**Objective:**
Set down every entry again word for word, please, but skip the pictures.

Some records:
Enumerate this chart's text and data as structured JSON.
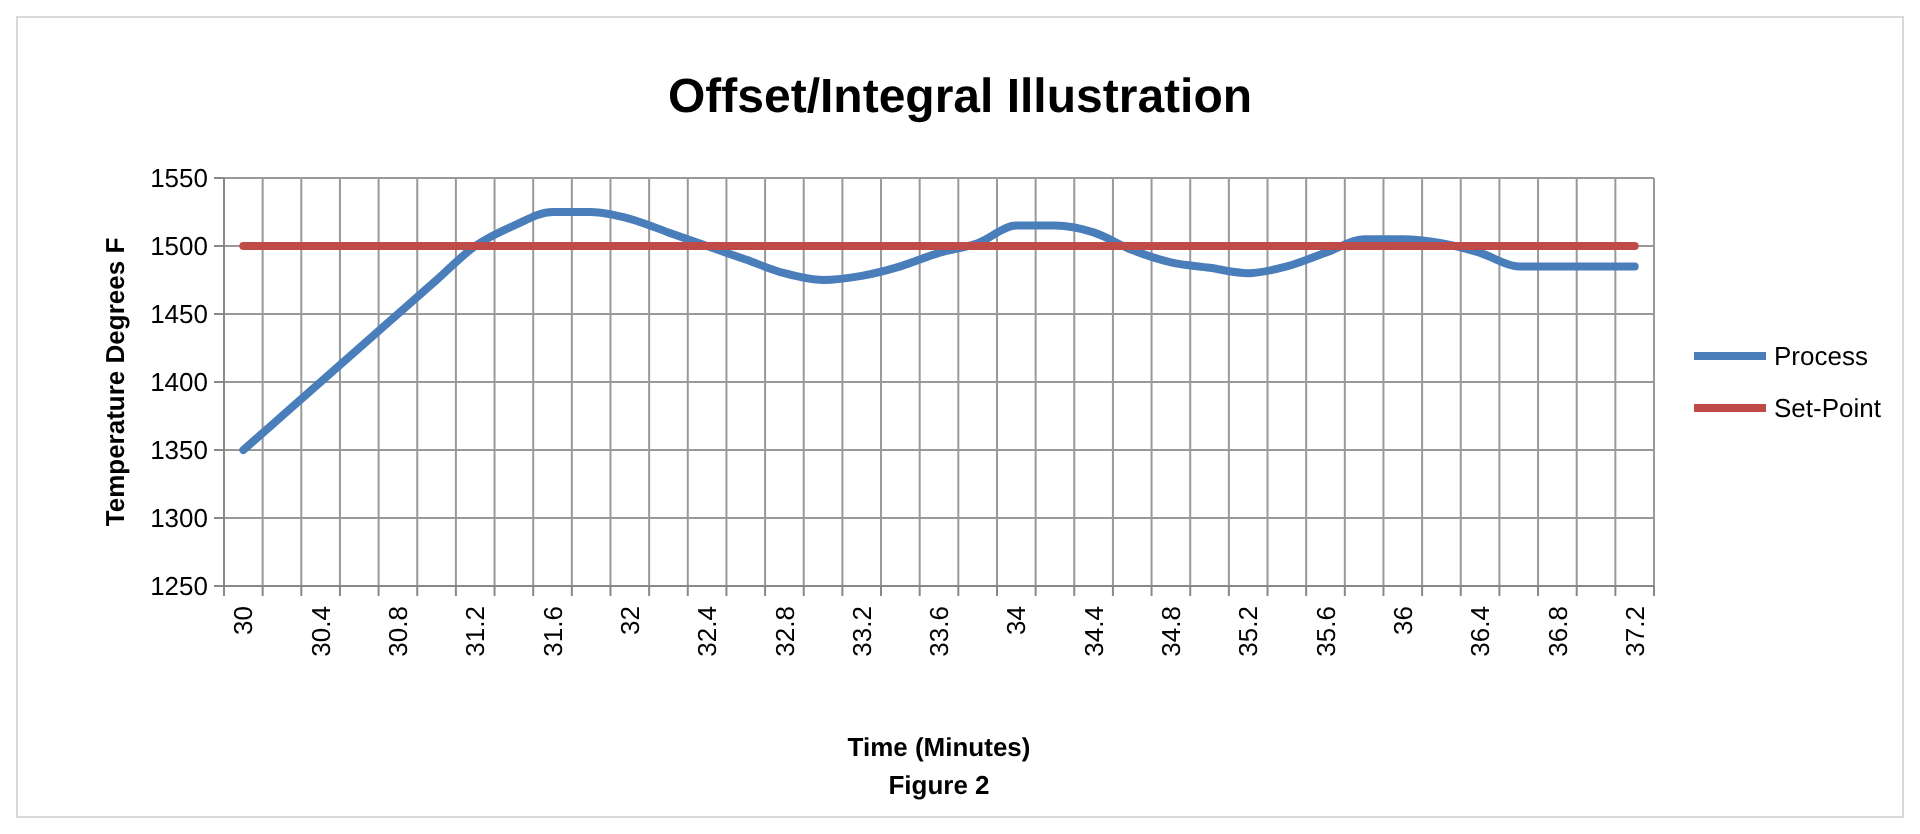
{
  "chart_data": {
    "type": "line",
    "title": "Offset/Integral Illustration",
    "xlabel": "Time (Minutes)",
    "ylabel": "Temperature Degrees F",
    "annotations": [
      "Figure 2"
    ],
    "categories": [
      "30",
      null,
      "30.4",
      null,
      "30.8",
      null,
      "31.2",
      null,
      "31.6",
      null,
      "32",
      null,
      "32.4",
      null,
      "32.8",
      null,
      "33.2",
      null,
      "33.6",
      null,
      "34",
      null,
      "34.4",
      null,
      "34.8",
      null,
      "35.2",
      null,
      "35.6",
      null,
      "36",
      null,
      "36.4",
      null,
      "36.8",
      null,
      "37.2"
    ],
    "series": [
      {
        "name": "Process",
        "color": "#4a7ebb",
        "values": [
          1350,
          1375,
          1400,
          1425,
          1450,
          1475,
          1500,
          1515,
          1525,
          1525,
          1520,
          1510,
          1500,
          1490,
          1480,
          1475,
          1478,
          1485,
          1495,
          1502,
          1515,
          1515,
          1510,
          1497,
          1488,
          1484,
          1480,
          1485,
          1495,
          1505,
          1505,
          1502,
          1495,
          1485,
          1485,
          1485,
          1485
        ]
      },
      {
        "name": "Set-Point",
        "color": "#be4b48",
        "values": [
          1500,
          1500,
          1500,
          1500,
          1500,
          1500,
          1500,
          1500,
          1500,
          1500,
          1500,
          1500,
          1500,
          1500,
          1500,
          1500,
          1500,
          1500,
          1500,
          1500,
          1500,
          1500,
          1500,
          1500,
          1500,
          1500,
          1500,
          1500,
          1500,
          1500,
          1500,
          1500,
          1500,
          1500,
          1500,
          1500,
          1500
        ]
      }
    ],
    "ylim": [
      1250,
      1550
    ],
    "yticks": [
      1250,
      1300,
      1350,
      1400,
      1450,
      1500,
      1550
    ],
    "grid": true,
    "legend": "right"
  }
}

**Solution below:**
Enumerate this chart's text and data as structured JSON.
{
  "chart_data": {
    "type": "line",
    "title": "Offset/Integral Illustration",
    "xlabel": "Time (Minutes)",
    "ylabel": "Temperature Degrees F",
    "annotations": [
      "Figure 2"
    ],
    "categories": [
      "30",
      null,
      "30.4",
      null,
      "30.8",
      null,
      "31.2",
      null,
      "31.6",
      null,
      "32",
      null,
      "32.4",
      null,
      "32.8",
      null,
      "33.2",
      null,
      "33.6",
      null,
      "34",
      null,
      "34.4",
      null,
      "34.8",
      null,
      "35.2",
      null,
      "35.6",
      null,
      "36",
      null,
      "36.4",
      null,
      "36.8",
      null,
      "37.2"
    ],
    "series": [
      {
        "name": "Process",
        "color": "#4a7ebb",
        "values": [
          1350,
          1375,
          1400,
          1425,
          1450,
          1475,
          1500,
          1515,
          1525,
          1525,
          1520,
          1510,
          1500,
          1490,
          1480,
          1475,
          1478,
          1485,
          1495,
          1502,
          1515,
          1515,
          1510,
          1497,
          1488,
          1484,
          1480,
          1485,
          1495,
          1505,
          1505,
          1502,
          1495,
          1485,
          1485,
          1485,
          1485
        ]
      },
      {
        "name": "Set-Point",
        "color": "#be4b48",
        "values": [
          1500,
          1500,
          1500,
          1500,
          1500,
          1500,
          1500,
          1500,
          1500,
          1500,
          1500,
          1500,
          1500,
          1500,
          1500,
          1500,
          1500,
          1500,
          1500,
          1500,
          1500,
          1500,
          1500,
          1500,
          1500,
          1500,
          1500,
          1500,
          1500,
          1500,
          1500,
          1500,
          1500,
          1500,
          1500,
          1500,
          1500
        ]
      }
    ],
    "ylim": [
      1250,
      1550
    ],
    "yticks": [
      1250,
      1300,
      1350,
      1400,
      1450,
      1500,
      1550
    ],
    "grid": true,
    "legend": "right"
  }
}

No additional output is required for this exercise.